* **Short task**: Extract every line where the string "ylabel" appears.

━━━━━━━━

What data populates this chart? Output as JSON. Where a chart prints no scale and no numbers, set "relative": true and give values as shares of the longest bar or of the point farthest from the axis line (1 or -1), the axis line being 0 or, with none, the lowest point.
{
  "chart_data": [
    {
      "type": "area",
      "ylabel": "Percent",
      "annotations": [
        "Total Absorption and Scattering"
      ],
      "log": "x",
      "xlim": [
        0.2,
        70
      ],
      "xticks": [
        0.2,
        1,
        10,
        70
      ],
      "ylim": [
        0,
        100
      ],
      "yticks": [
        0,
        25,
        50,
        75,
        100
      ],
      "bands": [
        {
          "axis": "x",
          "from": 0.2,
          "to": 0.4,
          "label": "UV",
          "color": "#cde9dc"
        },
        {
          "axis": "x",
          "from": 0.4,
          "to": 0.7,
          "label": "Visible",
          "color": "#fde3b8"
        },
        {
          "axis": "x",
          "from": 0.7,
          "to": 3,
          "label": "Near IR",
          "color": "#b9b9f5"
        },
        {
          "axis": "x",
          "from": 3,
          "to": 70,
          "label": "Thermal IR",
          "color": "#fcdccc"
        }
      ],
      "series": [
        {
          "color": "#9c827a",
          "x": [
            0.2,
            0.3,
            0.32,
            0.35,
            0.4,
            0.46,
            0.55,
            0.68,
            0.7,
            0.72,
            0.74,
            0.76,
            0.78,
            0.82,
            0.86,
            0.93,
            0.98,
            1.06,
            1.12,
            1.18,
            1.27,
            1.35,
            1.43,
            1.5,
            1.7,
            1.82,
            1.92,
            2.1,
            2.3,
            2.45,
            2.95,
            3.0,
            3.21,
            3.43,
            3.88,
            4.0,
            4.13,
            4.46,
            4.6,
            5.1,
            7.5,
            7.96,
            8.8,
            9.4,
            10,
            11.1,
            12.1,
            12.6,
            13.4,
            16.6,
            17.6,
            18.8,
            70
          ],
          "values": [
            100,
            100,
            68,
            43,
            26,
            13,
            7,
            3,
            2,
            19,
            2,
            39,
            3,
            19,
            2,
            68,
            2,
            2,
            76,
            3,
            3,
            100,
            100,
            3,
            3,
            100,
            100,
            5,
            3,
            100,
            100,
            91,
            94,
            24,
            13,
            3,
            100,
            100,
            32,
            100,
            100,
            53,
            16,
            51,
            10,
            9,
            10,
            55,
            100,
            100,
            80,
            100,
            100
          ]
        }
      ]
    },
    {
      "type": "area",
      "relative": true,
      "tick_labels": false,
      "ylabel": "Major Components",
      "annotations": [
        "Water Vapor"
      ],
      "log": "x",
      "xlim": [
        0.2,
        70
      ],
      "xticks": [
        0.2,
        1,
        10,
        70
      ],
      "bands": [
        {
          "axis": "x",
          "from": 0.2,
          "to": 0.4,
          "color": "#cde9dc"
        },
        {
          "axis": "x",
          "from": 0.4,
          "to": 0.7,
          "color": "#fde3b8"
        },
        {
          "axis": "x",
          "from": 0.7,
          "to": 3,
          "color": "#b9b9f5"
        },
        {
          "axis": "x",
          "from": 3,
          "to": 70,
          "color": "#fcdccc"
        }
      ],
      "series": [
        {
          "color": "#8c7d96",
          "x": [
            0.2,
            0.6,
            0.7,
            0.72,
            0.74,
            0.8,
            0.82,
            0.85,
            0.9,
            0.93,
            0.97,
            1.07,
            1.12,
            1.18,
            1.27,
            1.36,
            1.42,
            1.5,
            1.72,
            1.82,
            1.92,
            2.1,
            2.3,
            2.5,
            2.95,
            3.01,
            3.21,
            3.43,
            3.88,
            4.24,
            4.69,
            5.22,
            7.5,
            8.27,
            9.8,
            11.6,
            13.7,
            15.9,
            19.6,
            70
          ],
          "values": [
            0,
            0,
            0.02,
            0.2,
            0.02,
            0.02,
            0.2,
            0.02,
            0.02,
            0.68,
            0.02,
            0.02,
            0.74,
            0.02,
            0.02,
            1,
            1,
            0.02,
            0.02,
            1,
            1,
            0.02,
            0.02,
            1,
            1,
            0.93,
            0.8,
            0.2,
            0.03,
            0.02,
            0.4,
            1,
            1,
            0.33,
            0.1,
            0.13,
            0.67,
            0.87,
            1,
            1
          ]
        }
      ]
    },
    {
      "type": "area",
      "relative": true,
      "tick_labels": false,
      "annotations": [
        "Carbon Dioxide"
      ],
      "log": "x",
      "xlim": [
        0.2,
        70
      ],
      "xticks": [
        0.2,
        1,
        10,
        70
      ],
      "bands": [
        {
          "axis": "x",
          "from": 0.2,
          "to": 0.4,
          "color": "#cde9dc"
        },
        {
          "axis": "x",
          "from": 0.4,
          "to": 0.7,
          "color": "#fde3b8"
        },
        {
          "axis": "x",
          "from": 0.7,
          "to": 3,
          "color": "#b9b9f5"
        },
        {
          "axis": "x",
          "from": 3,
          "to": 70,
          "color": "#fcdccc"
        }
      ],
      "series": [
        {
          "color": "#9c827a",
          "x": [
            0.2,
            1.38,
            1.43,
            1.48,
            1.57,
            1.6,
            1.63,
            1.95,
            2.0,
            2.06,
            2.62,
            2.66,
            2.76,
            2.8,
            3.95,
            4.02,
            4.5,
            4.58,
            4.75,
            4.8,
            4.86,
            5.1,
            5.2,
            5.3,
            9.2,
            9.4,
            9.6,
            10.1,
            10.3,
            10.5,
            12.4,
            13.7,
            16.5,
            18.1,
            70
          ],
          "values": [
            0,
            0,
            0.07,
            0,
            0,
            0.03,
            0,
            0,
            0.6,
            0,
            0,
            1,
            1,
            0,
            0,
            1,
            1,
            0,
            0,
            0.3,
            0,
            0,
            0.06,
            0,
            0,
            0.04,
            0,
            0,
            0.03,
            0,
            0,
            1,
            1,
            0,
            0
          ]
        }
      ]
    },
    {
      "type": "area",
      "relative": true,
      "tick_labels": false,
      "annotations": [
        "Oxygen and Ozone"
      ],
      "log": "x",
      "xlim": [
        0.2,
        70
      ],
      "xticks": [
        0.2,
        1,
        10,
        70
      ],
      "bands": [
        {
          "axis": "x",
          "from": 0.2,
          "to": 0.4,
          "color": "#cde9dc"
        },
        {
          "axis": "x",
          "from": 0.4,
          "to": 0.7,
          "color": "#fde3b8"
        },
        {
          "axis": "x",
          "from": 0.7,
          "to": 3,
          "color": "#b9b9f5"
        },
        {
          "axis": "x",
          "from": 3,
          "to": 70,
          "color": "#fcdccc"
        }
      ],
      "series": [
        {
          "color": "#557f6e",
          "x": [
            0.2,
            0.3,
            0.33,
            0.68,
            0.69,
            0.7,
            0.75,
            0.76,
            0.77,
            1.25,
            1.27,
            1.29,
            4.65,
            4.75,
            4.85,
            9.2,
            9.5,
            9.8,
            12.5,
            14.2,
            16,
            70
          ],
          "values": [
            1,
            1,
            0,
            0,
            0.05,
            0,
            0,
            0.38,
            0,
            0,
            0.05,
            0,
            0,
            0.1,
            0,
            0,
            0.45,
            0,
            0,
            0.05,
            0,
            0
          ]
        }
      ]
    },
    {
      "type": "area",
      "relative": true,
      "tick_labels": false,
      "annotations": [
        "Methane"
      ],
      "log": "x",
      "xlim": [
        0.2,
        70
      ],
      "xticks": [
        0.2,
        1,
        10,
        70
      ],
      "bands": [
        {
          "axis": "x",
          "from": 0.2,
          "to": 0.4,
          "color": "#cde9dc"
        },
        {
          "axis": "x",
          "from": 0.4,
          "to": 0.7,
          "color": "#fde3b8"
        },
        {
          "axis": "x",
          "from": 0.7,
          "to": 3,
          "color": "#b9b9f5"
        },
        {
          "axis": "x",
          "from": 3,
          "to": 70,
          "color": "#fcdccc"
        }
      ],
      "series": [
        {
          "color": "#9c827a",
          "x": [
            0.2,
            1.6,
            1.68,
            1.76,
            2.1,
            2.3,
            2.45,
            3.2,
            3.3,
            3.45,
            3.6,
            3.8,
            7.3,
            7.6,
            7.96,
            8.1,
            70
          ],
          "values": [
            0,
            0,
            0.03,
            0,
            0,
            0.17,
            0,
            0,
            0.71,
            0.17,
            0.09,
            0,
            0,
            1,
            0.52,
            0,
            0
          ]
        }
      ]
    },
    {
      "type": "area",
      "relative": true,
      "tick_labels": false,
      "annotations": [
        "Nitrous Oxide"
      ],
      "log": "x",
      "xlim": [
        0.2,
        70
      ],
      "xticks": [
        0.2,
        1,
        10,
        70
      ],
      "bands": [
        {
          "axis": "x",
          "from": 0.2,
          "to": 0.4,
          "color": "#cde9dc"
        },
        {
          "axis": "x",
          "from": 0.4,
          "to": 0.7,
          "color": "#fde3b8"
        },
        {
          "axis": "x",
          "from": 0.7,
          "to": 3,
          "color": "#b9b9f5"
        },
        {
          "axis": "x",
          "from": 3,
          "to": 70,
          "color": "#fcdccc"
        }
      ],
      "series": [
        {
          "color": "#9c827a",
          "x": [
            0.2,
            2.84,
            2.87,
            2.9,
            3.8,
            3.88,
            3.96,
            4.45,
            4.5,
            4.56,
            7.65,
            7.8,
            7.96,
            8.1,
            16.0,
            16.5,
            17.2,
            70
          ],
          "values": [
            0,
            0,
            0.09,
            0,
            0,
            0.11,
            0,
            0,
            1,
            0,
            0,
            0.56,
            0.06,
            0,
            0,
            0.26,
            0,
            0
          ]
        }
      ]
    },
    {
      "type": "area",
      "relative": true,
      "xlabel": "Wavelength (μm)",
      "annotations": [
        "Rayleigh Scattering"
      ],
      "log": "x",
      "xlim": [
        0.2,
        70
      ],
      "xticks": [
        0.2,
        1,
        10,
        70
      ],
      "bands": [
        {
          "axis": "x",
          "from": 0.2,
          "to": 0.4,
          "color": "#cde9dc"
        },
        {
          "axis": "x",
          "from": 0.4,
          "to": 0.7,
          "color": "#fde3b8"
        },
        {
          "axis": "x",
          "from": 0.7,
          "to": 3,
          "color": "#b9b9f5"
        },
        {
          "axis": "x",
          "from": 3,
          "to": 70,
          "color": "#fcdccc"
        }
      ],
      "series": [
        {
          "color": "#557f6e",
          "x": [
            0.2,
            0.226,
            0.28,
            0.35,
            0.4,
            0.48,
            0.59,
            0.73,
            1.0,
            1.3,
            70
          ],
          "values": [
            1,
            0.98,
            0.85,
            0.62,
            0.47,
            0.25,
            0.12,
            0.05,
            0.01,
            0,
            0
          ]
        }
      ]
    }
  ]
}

━━━━━━━━

* **Full solution**:
      "ylabel": "Percent",
      "ylabel": "Major Components",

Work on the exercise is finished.